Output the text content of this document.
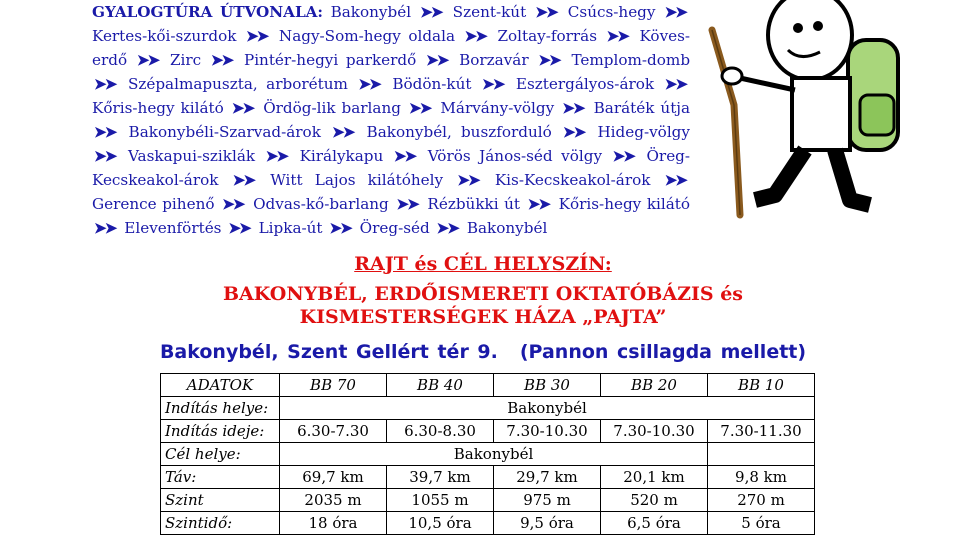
GYALOGTÚRA ÚTVONALA: Bakonybél ➤➤ Szent-kút ➤➤ Csúcs-hegy ➤➤ Kertes-kői-szurdok ➤➤ Nagy-Som-hegy oldala ➤➤ Zoltay-forrás ➤➤ Köves-erdő ➤➤ Zirc ➤➤ Pintér-hegyi parkerdő ➤➤ Borzavár ➤➤ Templom-domb ➤➤ Szépalmapuszta, arborétum ➤➤ Bödön-kút ➤➤ Esztergályos-árok ➤➤ Kőris-hegy kilátó ➤➤ Ördög-lik barlang ➤➤ Márvány-völgy ➤➤ Baráték útja ➤➤ Bakonybéli-Szarvad-árok ➤➤ Bakonybél, buszforduló ➤➤ Hideg-völgy ➤➤ Vaskapui-sziklák ➤➤ Királykapu ➤➤ Vörös János-séd völgy ➤➤ Öreg-Kecskeakol-árok ➤➤ Witt Lajos kilátóhely ➤➤ Kis-Kecskeakol-árok ➤➤ Gerence pihenő ➤➤ Odvas-kő-barlang ➤➤ Rézbükki út ➤➤ Kőris-hegy kilátó ➤➤ Elevenförtés ➤➤ Lipka-út ➤➤ Öreg-séd ➤➤ Bakonybél
RAJT és CÉL HELYSZÍN:
BAKONYBÉL, ERDŐISMERETI OKTATÓBÁZIS és
KISMESTERSÉGEK HÁZA „PAJTA”
Bakonybél, Szent Gellért tér 9. (Pannon csillagda mellett)
ADATOK	BB 70	BB 40	BB 30	BB 20	BB 10
Indítás helye:	Bakonybél				
Indítás ideje:	6.30-7.30	6.30-8.30	7.30-10.30	7.30-10.30	7.30-11.30
Cél helye:	Bakonybél				
Táv:	69,7 km	39,7 km	29,7 km	20,1 km	9,8 km
Szint	2035 m	1055 m	975 m	520 m	270 m
Szintidő:	18 óra	10,5 óra	9,5 óra	6,5 óra	5 óra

+ + + + + + +

Stated goal
Copy out the data above exactly, except the pictures.

Task output
Output the text content of this document.
GYALOGTÚRA ÚTVONALA: Bakonybél ➤➤ Szent-kút ➤➤ Csúcs-hegy ➤➤ Kertes-kői-szurdok ➤➤ Nagy-Som-hegy oldala ➤➤ Zoltay-forrás ➤➤ Köves-erdő ➤➤ Zirc ➤➤ Pintér-hegyi parkerdő ➤➤ Borzavár ➤➤ Templom-domb ➤➤ Szépalmapuszta, arborétum ➤➤ Bödön-kút ➤➤ Esztergályos-árok ➤➤ Kőris-hegy kilátó ➤➤ Ördög-lik barlang ➤➤ Márvány-völgy ➤➤ Baráték útja ➤➤ Bakonybéli-Szarvad-árok ➤➤ Bakonybél, buszforduló ➤➤ Hideg-völgy ➤➤ Vaskapui-sziklák ➤➤ Királykapu ➤➤ Vörös János-séd völgy ➤➤ Öreg-Kecskeakol-árok ➤➤ Witt Lajos kilátóhely ➤➤ Kis-Kecskeakol-árok ➤➤ Gerence pihenő ➤➤ Odvas-kő-barlang ➤➤ Rézbükki út ➤➤ Kőris-hegy kilátó ➤➤ Elevenförtés ➤➤ Lipka-út ➤➤ Öreg-séd ➤➤ Bakonybél
RAJT és CÉL HELYSZÍN:
BAKONYBÉL, ERDŐISMERETI OKTATÓBÁZIS és
KISMESTERSÉGEK HÁZA „PAJTA”
Bakonybél, Szent Gellért tér 9. (Pannon csillagda mellett)
ADATOK	BB 70	BB 40	BB 30	BB 20	BB 10
Indítás helye:	Bakonybél				
Indítás ideje:	6.30-7.30	6.30-8.30	7.30-10.30	7.30-10.30	7.30-11.30
Cél helye:	Bakonybél				
Táv:	69,7 km	39,7 km	29,7 km	20,1 km	9,8 km
Szint	2035 m	1055 m	975 m	520 m	270 m
Szintidő:	18 óra	10,5 óra	9,5 óra	6,5 óra	5 óra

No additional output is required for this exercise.